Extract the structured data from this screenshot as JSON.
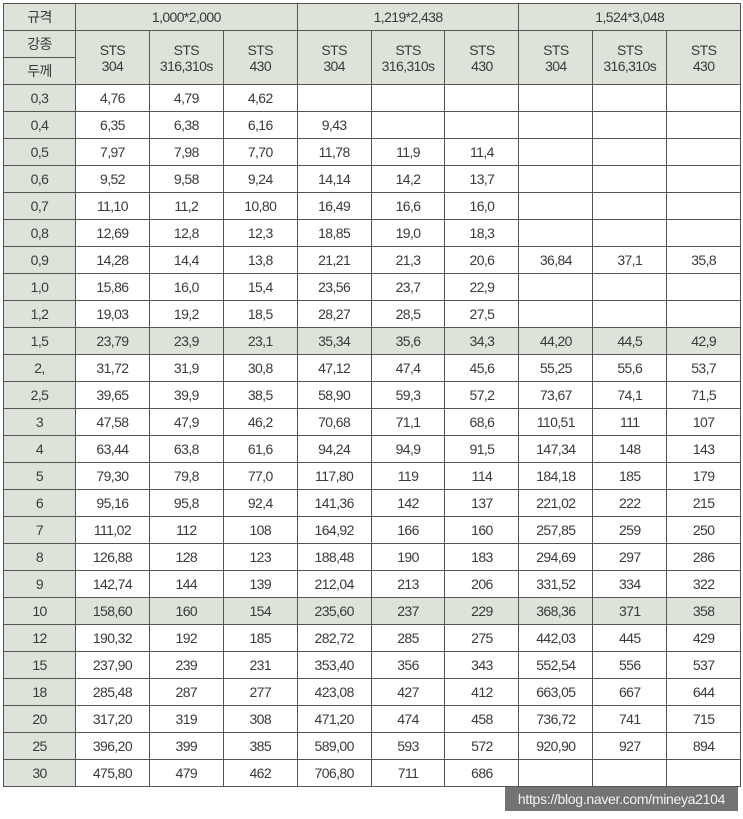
{
  "header": {
    "spec_label": "규격",
    "grade_label": "강종",
    "thickness_label": "두께",
    "groups": [
      "1,000*2,000",
      "1,219*2,438",
      "1,524*3,048"
    ],
    "grades": [
      [
        "STS",
        "304"
      ],
      [
        "STS",
        "316,310s"
      ],
      [
        "STS",
        "430"
      ]
    ]
  },
  "rows": [
    {
      "t": "0,3",
      "v": [
        "4,76",
        "4,79",
        "4,62",
        "",
        "",
        "",
        "",
        "",
        ""
      ]
    },
    {
      "t": "0,4",
      "v": [
        "6,35",
        "6,38",
        "6,16",
        "9,43",
        "",
        "",
        "",
        "",
        ""
      ]
    },
    {
      "t": "0,5",
      "v": [
        "7,97",
        "7,98",
        "7,70",
        "11,78",
        "11,9",
        "11,4",
        "",
        "",
        ""
      ]
    },
    {
      "t": "0,6",
      "v": [
        "9,52",
        "9,58",
        "9,24",
        "14,14",
        "14,2",
        "13,7",
        "",
        "",
        ""
      ]
    },
    {
      "t": "0,7",
      "v": [
        "11,10",
        "11,2",
        "10,80",
        "16,49",
        "16,6",
        "16,0",
        "",
        "",
        ""
      ]
    },
    {
      "t": "0,8",
      "v": [
        "12,69",
        "12,8",
        "12,3",
        "18,85",
        "19,0",
        "18,3",
        "",
        "",
        ""
      ]
    },
    {
      "t": "0,9",
      "v": [
        "14,28",
        "14,4",
        "13,8",
        "21,21",
        "21,3",
        "20,6",
        "36,84",
        "37,1",
        "35,8"
      ]
    },
    {
      "t": "1,0",
      "v": [
        "15,86",
        "16,0",
        "15,4",
        "23,56",
        "23,7",
        "22,9",
        "",
        "",
        ""
      ]
    },
    {
      "t": "1,2",
      "v": [
        "19,03",
        "19,2",
        "18,5",
        "28,27",
        "28,5",
        "27,5",
        "",
        "",
        ""
      ]
    },
    {
      "t": "1,5",
      "v": [
        "23,79",
        "23,9",
        "23,1",
        "35,34",
        "35,6",
        "34,3",
        "44,20",
        "44,5",
        "42,9"
      ],
      "shaded": true
    },
    {
      "t": "2,",
      "v": [
        "31,72",
        "31,9",
        "30,8",
        "47,12",
        "47,4",
        "45,6",
        "55,25",
        "55,6",
        "53,7"
      ]
    },
    {
      "t": "2,5",
      "v": [
        "39,65",
        "39,9",
        "38,5",
        "58,90",
        "59,3",
        "57,2",
        "73,67",
        "74,1",
        "71,5"
      ]
    },
    {
      "t": "3",
      "v": [
        "47,58",
        "47,9",
        "46,2",
        "70,68",
        "71,1",
        "68,6",
        "110,51",
        "111",
        "107"
      ]
    },
    {
      "t": "4",
      "v": [
        "63,44",
        "63,8",
        "61,6",
        "94,24",
        "94,9",
        "91,5",
        "147,34",
        "148",
        "143"
      ]
    },
    {
      "t": "5",
      "v": [
        "79,30",
        "79,8",
        "77,0",
        "117,80",
        "119",
        "114",
        "184,18",
        "185",
        "179"
      ]
    },
    {
      "t": "6",
      "v": [
        "95,16",
        "95,8",
        "92,4",
        "141,36",
        "142",
        "137",
        "221,02",
        "222",
        "215"
      ]
    },
    {
      "t": "7",
      "v": [
        "111,02",
        "112",
        "108",
        "164,92",
        "166",
        "160",
        "257,85",
        "259",
        "250"
      ]
    },
    {
      "t": "8",
      "v": [
        "126,88",
        "128",
        "123",
        "188,48",
        "190",
        "183",
        "294,69",
        "297",
        "286"
      ]
    },
    {
      "t": "9",
      "v": [
        "142,74",
        "144",
        "139",
        "212,04",
        "213",
        "206",
        "331,52",
        "334",
        "322"
      ]
    },
    {
      "t": "10",
      "v": [
        "158,60",
        "160",
        "154",
        "235,60",
        "237",
        "229",
        "368,36",
        "371",
        "358"
      ],
      "shaded": true
    },
    {
      "t": "12",
      "v": [
        "190,32",
        "192",
        "185",
        "282,72",
        "285",
        "275",
        "442,03",
        "445",
        "429"
      ]
    },
    {
      "t": "15",
      "v": [
        "237,90",
        "239",
        "231",
        "353,40",
        "356",
        "343",
        "552,54",
        "556",
        "537"
      ]
    },
    {
      "t": "18",
      "v": [
        "285,48",
        "287",
        "277",
        "423,08",
        "427",
        "412",
        "663,05",
        "667",
        "644"
      ]
    },
    {
      "t": "20",
      "v": [
        "317,20",
        "319",
        "308",
        "471,20",
        "474",
        "458",
        "736,72",
        "741",
        "715"
      ]
    },
    {
      "t": "25",
      "v": [
        "396,20",
        "399",
        "385",
        "589,00",
        "593",
        "572",
        "920,90",
        "927",
        "894"
      ]
    },
    {
      "t": "30",
      "v": [
        "475,80",
        "479",
        "462",
        "706,80",
        "711",
        "686",
        "",
        "",
        ""
      ]
    }
  ],
  "watermark": "https://blog.naver.com/mineya2104"
}
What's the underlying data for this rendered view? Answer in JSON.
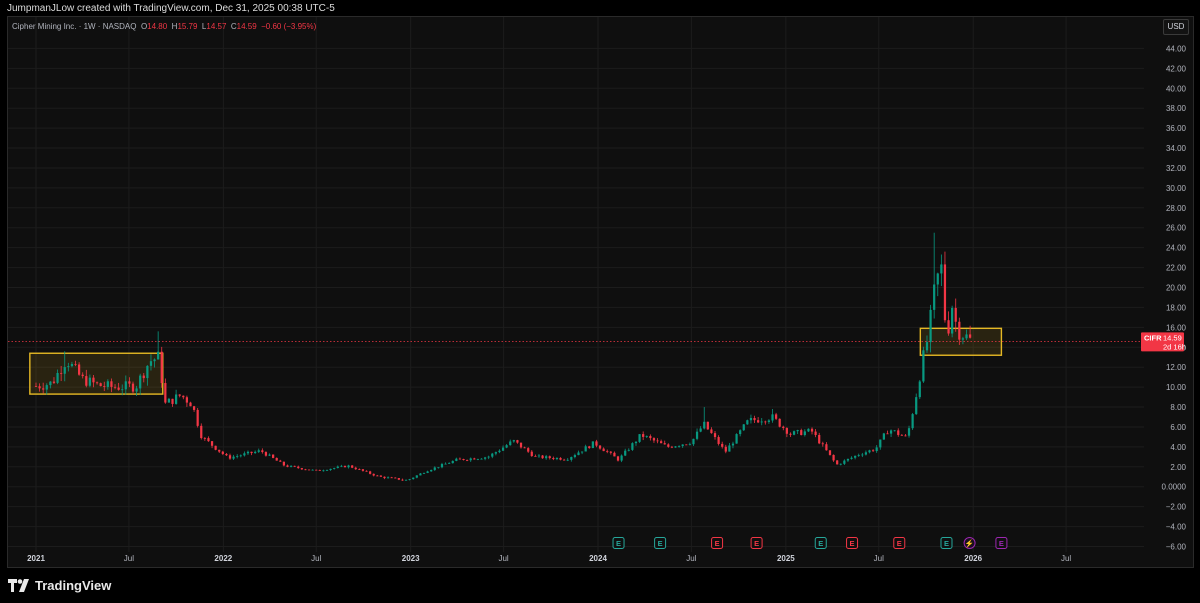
{
  "header": {
    "attribution": "JumpmanJLow created with TradingView.com, Dec 31, 2025 00:38 UTC-5"
  },
  "legend": {
    "symbol_desc": "Cipher Mining Inc. · 1W · NASDAQ",
    "o_label": "O",
    "o_value": "14.80",
    "h_label": "H",
    "h_value": "15.79",
    "l_label": "L",
    "l_value": "14.57",
    "c_label": "C",
    "c_value": "14.59",
    "change": "−0.60 (−3.95%)"
  },
  "currency": "USD",
  "price_tag": {
    "ticker": "CIFR",
    "price": "14.59",
    "countdown": "2d 16h"
  },
  "footer": {
    "brand": "TradingView"
  },
  "colors": {
    "up": "#089981",
    "down": "#f23645",
    "box": "#e5b824",
    "background": "#0f0f0f",
    "earnings_green": "#26a69a",
    "earnings_red": "#f23645",
    "dividend_purple": "#9c27b0"
  },
  "chart_data": {
    "type": "candlestick",
    "ylim": [
      -6,
      46
    ],
    "yticks": [
      "44.00",
      "42.00",
      "40.00",
      "38.00",
      "36.00",
      "34.00",
      "32.00",
      "30.00",
      "28.00",
      "26.00",
      "24.00",
      "22.00",
      "20.00",
      "18.00",
      "16.00",
      "14.00",
      "12.00",
      "10.00",
      "8.00",
      "6.00",
      "4.00",
      "2.00",
      "0.0000",
      "−2.00",
      "−4.00",
      "−6.00"
    ],
    "ytick_values": [
      44,
      42,
      40,
      38,
      36,
      34,
      32,
      30,
      28,
      26,
      24,
      22,
      20,
      18,
      16,
      14,
      12,
      10,
      8,
      6,
      4,
      2,
      0,
      -2,
      -4,
      -6
    ],
    "xticks": [
      {
        "label": "2021",
        "date": "2021-01-01",
        "bold": true
      },
      {
        "label": "Jul",
        "date": "2021-07-01",
        "bold": false
      },
      {
        "label": "2022",
        "date": "2022-01-01",
        "bold": true
      },
      {
        "label": "Jul",
        "date": "2022-07-01",
        "bold": false
      },
      {
        "label": "2023",
        "date": "2023-01-01",
        "bold": true
      },
      {
        "label": "Jul",
        "date": "2023-07-01",
        "bold": false
      },
      {
        "label": "2024",
        "date": "2024-01-01",
        "bold": true
      },
      {
        "label": "Jul",
        "date": "2024-07-01",
        "bold": false
      },
      {
        "label": "2025",
        "date": "2025-01-01",
        "bold": true
      },
      {
        "label": "Jul",
        "date": "2025-07-01",
        "bold": false
      },
      {
        "label": "2026",
        "date": "2026-01-01",
        "bold": true
      },
      {
        "label": "Jul",
        "date": "2026-07-01",
        "bold": false
      }
    ],
    "anchors": [
      {
        "date": "2021-01-01",
        "close": 10.1
      },
      {
        "date": "2021-02-01",
        "close": 10.4
      },
      {
        "date": "2021-03-01",
        "close": 12.8
      },
      {
        "date": "2021-04-01",
        "close": 10.8
      },
      {
        "date": "2021-05-01",
        "close": 10.2
      },
      {
        "date": "2021-06-01",
        "close": 10.0
      },
      {
        "date": "2021-07-15",
        "close": 10.1
      },
      {
        "date": "2021-08-10",
        "close": 12.6
      },
      {
        "date": "2021-08-28",
        "close": 13.0
      },
      {
        "date": "2021-09-10",
        "close": 8.3
      },
      {
        "date": "2021-10-10",
        "close": 9.2
      },
      {
        "date": "2021-11-01",
        "close": 8.3
      },
      {
        "date": "2021-11-20",
        "close": 5.0
      },
      {
        "date": "2022-01-10",
        "close": 2.9
      },
      {
        "date": "2022-03-15",
        "close": 3.6
      },
      {
        "date": "2022-05-01",
        "close": 2.1
      },
      {
        "date": "2022-07-01",
        "close": 1.6
      },
      {
        "date": "2022-09-01",
        "close": 2.1
      },
      {
        "date": "2022-11-01",
        "close": 1.0
      },
      {
        "date": "2022-12-25",
        "close": 0.65
      },
      {
        "date": "2023-02-01",
        "close": 1.6
      },
      {
        "date": "2023-04-01",
        "close": 2.7
      },
      {
        "date": "2023-06-01",
        "close": 3.0
      },
      {
        "date": "2023-07-20",
        "close": 4.6
      },
      {
        "date": "2023-09-01",
        "close": 3.0
      },
      {
        "date": "2023-11-01",
        "close": 2.8
      },
      {
        "date": "2023-12-25",
        "close": 4.4
      },
      {
        "date": "2024-02-10",
        "close": 2.7
      },
      {
        "date": "2024-03-25",
        "close": 5.2
      },
      {
        "date": "2024-05-15",
        "close": 4.0
      },
      {
        "date": "2024-07-01",
        "close": 4.5
      },
      {
        "date": "2024-07-25",
        "close": 6.3
      },
      {
        "date": "2024-09-05",
        "close": 3.5
      },
      {
        "date": "2024-10-20",
        "close": 6.6
      },
      {
        "date": "2024-12-05",
        "close": 7.0
      },
      {
        "date": "2025-01-10",
        "close": 5.3
      },
      {
        "date": "2025-02-20",
        "close": 5.6
      },
      {
        "date": "2025-04-10",
        "close": 2.2
      },
      {
        "date": "2025-05-25",
        "close": 3.3
      },
      {
        "date": "2025-06-25",
        "close": 3.8
      },
      {
        "date": "2025-07-20",
        "close": 5.8
      },
      {
        "date": "2025-08-25",
        "close": 4.9
      },
      {
        "date": "2025-09-10",
        "close": 8.7
      },
      {
        "date": "2025-09-25",
        "close": 12.8
      },
      {
        "date": "2025-10-05",
        "close": 15.0
      },
      {
        "date": "2025-10-20",
        "close": 20.5
      },
      {
        "date": "2025-11-01",
        "close": 22.0
      },
      {
        "date": "2025-11-10",
        "close": 14.5
      },
      {
        "date": "2025-11-20",
        "close": 18.5
      },
      {
        "date": "2025-12-01",
        "close": 15.8
      },
      {
        "date": "2025-12-15",
        "close": 15.2
      },
      {
        "date": "2025-12-29",
        "close": 14.59
      }
    ],
    "highlights": [
      {
        "start": "2020-12-20",
        "end": "2021-09-05",
        "low": 9.3,
        "high": 13.4
      },
      {
        "start": "2025-09-20",
        "end": "2026-02-25",
        "low": 13.2,
        "high": 15.9
      }
    ],
    "last_price": 14.59,
    "events": [
      {
        "date": "2024-02-10",
        "kind": "E",
        "color": "green"
      },
      {
        "date": "2024-05-01",
        "kind": "E",
        "color": "green"
      },
      {
        "date": "2024-08-20",
        "kind": "E",
        "color": "red"
      },
      {
        "date": "2024-11-05",
        "kind": "E",
        "color": "red"
      },
      {
        "date": "2025-03-10",
        "kind": "E",
        "color": "green"
      },
      {
        "date": "2025-05-10",
        "kind": "E",
        "color": "red"
      },
      {
        "date": "2025-08-10",
        "kind": "E",
        "color": "red"
      },
      {
        "date": "2025-11-10",
        "kind": "E",
        "color": "green"
      },
      {
        "date": "2025-12-25",
        "kind": "⚡",
        "color": "purple"
      },
      {
        "date": "2026-02-25",
        "kind": "E",
        "color": "purple"
      }
    ]
  }
}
# # # # #
▶ **THE PROBLEM**
From the material above, copy each line that includes the word "TradingView".

▶ **WRITTEN SOLUTION**
    "attribution": "JumpmanJLow created with TradingView.com, Dec 31, 2025 00:38 UTC-5"
    "brand": "TradingView"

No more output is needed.